### Problem requirements:
Look for "JSON" in the listing below. Gather each line that contains it.

* * *

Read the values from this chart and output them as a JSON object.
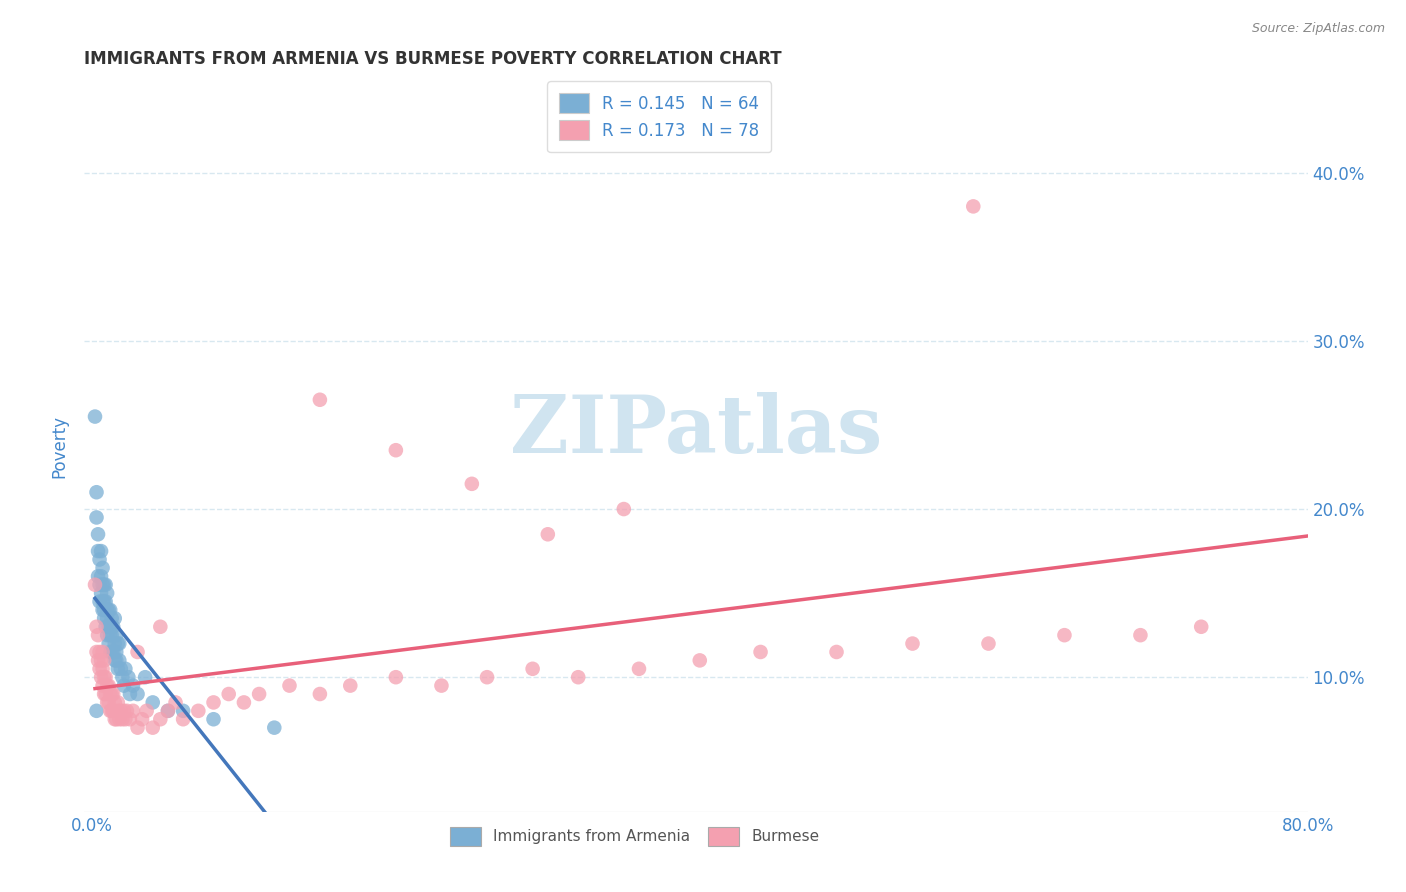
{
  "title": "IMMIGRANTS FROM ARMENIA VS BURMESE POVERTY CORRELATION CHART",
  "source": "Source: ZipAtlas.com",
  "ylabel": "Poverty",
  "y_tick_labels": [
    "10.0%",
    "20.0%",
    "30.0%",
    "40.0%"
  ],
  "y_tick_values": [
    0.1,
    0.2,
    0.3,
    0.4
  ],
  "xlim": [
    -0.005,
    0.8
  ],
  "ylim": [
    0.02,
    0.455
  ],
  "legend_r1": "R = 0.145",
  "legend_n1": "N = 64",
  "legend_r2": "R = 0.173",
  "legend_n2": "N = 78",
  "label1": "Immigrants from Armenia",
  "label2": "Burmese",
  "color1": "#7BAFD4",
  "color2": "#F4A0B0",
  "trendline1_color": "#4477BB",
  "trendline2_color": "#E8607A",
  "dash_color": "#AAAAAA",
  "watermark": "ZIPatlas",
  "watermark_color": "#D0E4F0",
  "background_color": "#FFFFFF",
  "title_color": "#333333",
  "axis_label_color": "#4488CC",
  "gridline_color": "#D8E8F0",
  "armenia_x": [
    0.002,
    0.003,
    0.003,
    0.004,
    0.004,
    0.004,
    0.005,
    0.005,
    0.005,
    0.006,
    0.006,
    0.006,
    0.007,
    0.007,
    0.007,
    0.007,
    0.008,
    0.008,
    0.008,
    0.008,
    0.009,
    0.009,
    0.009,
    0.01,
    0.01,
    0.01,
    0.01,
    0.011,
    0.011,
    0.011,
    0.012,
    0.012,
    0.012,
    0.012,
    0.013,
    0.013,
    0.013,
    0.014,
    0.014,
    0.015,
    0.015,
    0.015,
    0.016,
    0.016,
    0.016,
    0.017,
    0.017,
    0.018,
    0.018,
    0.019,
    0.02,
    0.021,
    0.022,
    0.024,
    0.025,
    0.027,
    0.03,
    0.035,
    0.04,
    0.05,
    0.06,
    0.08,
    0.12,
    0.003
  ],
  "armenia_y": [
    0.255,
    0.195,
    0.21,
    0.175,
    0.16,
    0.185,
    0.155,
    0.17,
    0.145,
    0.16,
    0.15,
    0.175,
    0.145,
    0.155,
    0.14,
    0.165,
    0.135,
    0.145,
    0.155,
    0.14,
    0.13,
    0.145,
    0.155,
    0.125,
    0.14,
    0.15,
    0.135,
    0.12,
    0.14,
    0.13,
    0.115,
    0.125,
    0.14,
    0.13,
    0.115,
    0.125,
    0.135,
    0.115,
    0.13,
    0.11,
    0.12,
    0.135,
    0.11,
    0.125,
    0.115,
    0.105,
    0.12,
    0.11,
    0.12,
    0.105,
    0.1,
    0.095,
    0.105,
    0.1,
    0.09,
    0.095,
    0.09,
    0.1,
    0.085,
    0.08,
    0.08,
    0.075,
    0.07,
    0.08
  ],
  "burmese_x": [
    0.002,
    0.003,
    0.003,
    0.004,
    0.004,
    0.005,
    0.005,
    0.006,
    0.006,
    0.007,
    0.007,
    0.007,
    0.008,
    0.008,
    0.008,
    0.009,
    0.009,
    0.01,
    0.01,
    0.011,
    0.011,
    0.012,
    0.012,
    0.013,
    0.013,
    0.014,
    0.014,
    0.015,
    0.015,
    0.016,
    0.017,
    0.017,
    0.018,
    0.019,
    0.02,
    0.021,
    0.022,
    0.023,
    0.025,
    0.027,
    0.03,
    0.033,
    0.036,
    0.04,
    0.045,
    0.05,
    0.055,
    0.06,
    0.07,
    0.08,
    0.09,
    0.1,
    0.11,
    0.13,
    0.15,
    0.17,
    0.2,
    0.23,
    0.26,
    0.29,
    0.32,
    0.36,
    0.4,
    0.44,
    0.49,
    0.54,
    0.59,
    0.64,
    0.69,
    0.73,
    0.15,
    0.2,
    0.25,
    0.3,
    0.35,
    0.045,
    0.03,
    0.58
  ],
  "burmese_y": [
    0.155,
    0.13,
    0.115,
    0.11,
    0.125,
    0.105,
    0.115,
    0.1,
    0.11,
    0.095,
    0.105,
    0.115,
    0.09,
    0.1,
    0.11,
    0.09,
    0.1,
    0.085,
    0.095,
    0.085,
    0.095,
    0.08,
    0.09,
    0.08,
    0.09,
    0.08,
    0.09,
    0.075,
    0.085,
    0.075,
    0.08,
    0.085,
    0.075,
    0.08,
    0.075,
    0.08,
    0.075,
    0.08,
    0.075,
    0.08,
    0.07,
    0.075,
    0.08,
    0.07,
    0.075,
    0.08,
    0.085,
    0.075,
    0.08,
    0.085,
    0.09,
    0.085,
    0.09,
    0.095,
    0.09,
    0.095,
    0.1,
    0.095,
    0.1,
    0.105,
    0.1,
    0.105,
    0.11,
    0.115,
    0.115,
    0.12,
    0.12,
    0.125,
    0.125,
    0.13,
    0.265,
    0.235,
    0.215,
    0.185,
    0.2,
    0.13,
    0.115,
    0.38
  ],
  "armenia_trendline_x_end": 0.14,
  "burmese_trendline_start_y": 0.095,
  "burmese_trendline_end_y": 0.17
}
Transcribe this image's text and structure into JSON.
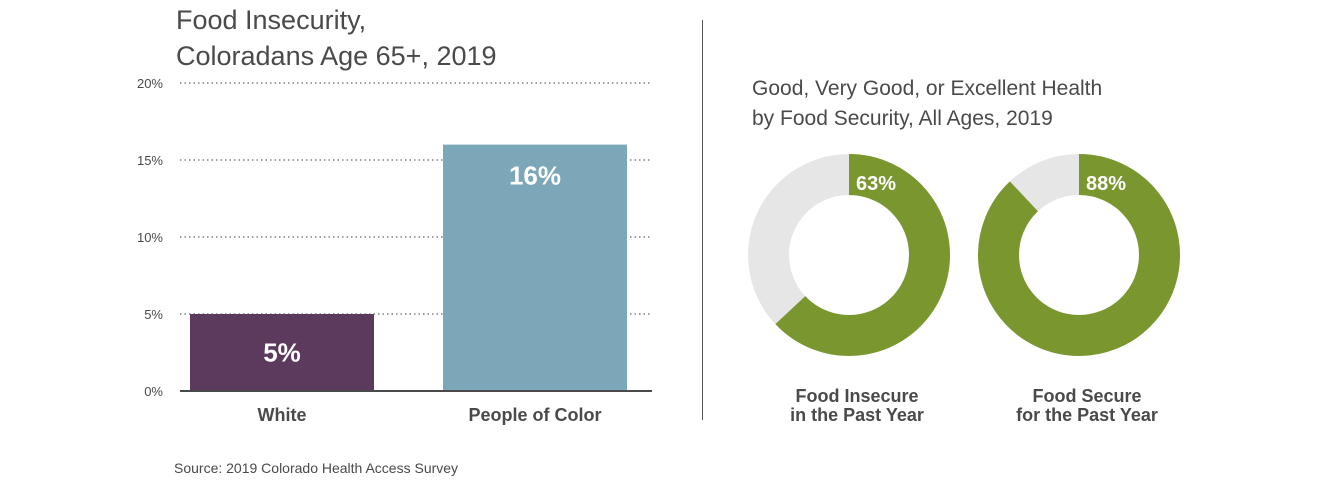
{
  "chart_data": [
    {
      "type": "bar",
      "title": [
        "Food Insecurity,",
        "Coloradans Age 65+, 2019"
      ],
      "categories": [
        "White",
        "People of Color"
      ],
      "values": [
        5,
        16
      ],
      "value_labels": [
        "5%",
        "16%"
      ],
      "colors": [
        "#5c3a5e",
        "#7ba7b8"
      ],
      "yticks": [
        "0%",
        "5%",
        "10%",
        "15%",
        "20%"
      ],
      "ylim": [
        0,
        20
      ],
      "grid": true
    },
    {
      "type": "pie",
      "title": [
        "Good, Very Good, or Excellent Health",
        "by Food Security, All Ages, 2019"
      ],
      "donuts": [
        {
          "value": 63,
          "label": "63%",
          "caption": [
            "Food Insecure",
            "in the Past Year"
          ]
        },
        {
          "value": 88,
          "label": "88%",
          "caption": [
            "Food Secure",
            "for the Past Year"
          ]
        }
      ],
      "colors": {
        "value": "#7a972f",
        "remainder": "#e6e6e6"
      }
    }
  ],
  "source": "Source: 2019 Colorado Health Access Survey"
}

* * *

### Reply:
Read the values from this chart and output them as a JSON object.
Transcribe this image's text and structure into JSON.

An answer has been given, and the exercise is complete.